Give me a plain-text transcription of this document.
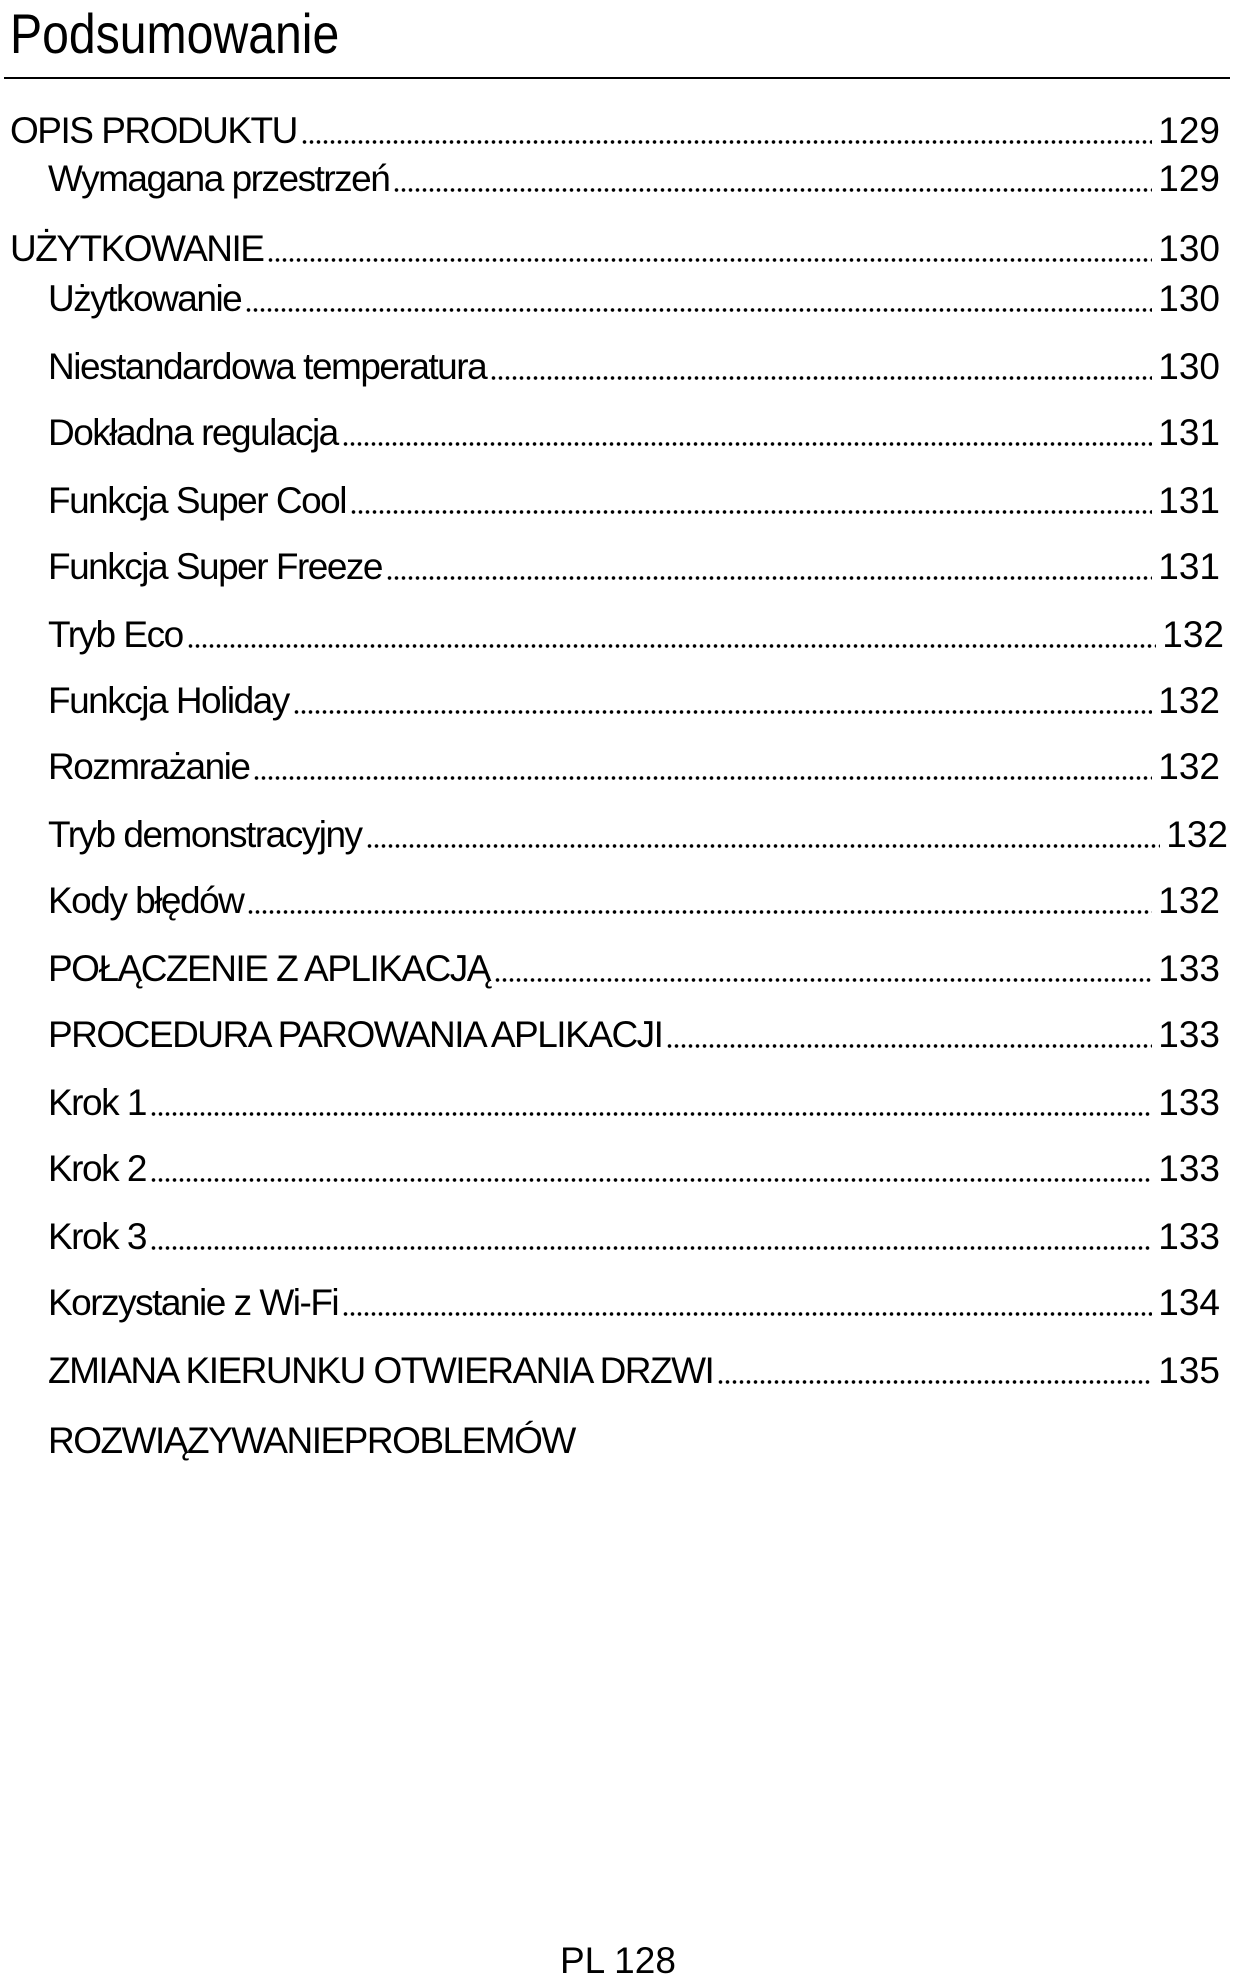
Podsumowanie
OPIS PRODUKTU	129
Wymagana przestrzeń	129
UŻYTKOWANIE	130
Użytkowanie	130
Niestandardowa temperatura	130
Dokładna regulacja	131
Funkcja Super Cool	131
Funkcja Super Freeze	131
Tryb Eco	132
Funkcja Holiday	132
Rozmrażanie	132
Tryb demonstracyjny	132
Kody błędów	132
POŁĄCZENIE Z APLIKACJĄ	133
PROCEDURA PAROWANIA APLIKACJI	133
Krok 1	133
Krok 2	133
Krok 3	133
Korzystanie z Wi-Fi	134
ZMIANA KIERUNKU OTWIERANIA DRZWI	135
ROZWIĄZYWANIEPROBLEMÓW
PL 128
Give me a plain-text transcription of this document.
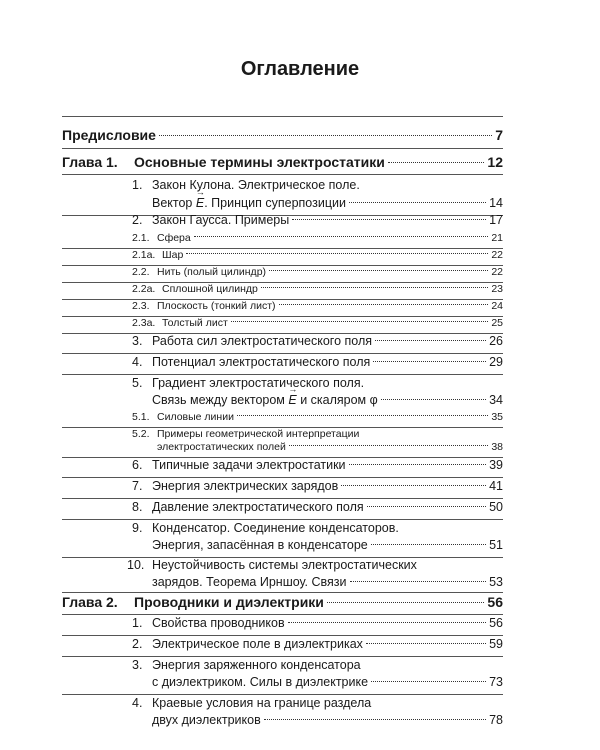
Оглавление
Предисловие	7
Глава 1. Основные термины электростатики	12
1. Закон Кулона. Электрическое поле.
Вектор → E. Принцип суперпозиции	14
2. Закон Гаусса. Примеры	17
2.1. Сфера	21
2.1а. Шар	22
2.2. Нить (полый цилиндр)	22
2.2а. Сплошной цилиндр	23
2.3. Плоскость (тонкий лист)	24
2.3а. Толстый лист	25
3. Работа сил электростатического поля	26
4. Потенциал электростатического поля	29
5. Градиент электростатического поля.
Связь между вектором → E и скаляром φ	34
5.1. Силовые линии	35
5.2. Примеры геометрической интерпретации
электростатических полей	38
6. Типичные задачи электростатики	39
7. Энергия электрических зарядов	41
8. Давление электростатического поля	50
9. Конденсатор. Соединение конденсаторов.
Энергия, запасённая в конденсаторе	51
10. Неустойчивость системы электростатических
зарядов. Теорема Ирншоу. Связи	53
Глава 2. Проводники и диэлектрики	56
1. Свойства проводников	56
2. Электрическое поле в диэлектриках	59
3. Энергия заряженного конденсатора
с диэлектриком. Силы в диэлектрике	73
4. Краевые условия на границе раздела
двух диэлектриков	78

* **Aim of the exercise**
Please write out all of the material above without changing a word, and omit any pictures.

* **The solution**
Give me a plain-text transcription of this document.
Podsumowanie
OPIS PRODUKTU	129
Wymagana przestrzeń	129
UŻYTKOWANIE	130
Użytkowanie	130
Niestandardowa temperatura	130
Dokładna regulacja	131
Funkcja Super Cool	131
Funkcja Super Freeze	131
Tryb Eco	132
Funkcja Holiday	132
Rozmrażanie	132
Tryb demonstracyjny	132
Kody błędów	132
POŁĄCZENIE Z APLIKACJĄ	133
PROCEDURA PAROWANIA APLIKACJI	133
Krok 1	133
Krok 2	133
Krok 3	133
Korzystanie z Wi-Fi	134
ZMIANA KIERUNKU OTWIERANIA DRZWI	135
ROZWIĄZYWANIEPROBLEMÓW
PL 128
Give me a plain-text transcription of this document.
Оглавление
Предисловие	7
Глава 1. Основные термины электростатики	12
1. Закон Кулона. Электрическое поле.
Вектор → E. Принцип суперпозиции	14
2. Закон Гаусса. Примеры	17
2.1. Сфера	21
2.1а. Шар	22
2.2. Нить (полый цилиндр)	22
2.2а. Сплошной цилиндр	23
2.3. Плоскость (тонкий лист)	24
2.3а. Толстый лист	25
3. Работа сил электростатического поля	26
4. Потенциал электростатического поля	29
5. Градиент электростатического поля.
Связь между вектором → E и скаляром φ	34
5.1. Силовые линии	35
5.2. Примеры геометрической интерпретации
электростатических полей	38
6. Типичные задачи электростатики	39
7. Энергия электрических зарядов	41
8. Давление электростатического поля	50
9. Конденсатор. Соединение конденсаторов.
Энергия, запасённая в конденсаторе	51
10. Неустойчивость системы электростатических
зарядов. Теорема Ирншоу. Связи	53
Глава 2. Проводники и диэлектрики	56
1. Свойства проводников	56
2. Электрическое поле в диэлектриках	59
3. Энергия заряженного конденсатора
с диэлектриком. Силы в диэлектрике	73
4. Краевые условия на границе раздела
двух диэлектриков	78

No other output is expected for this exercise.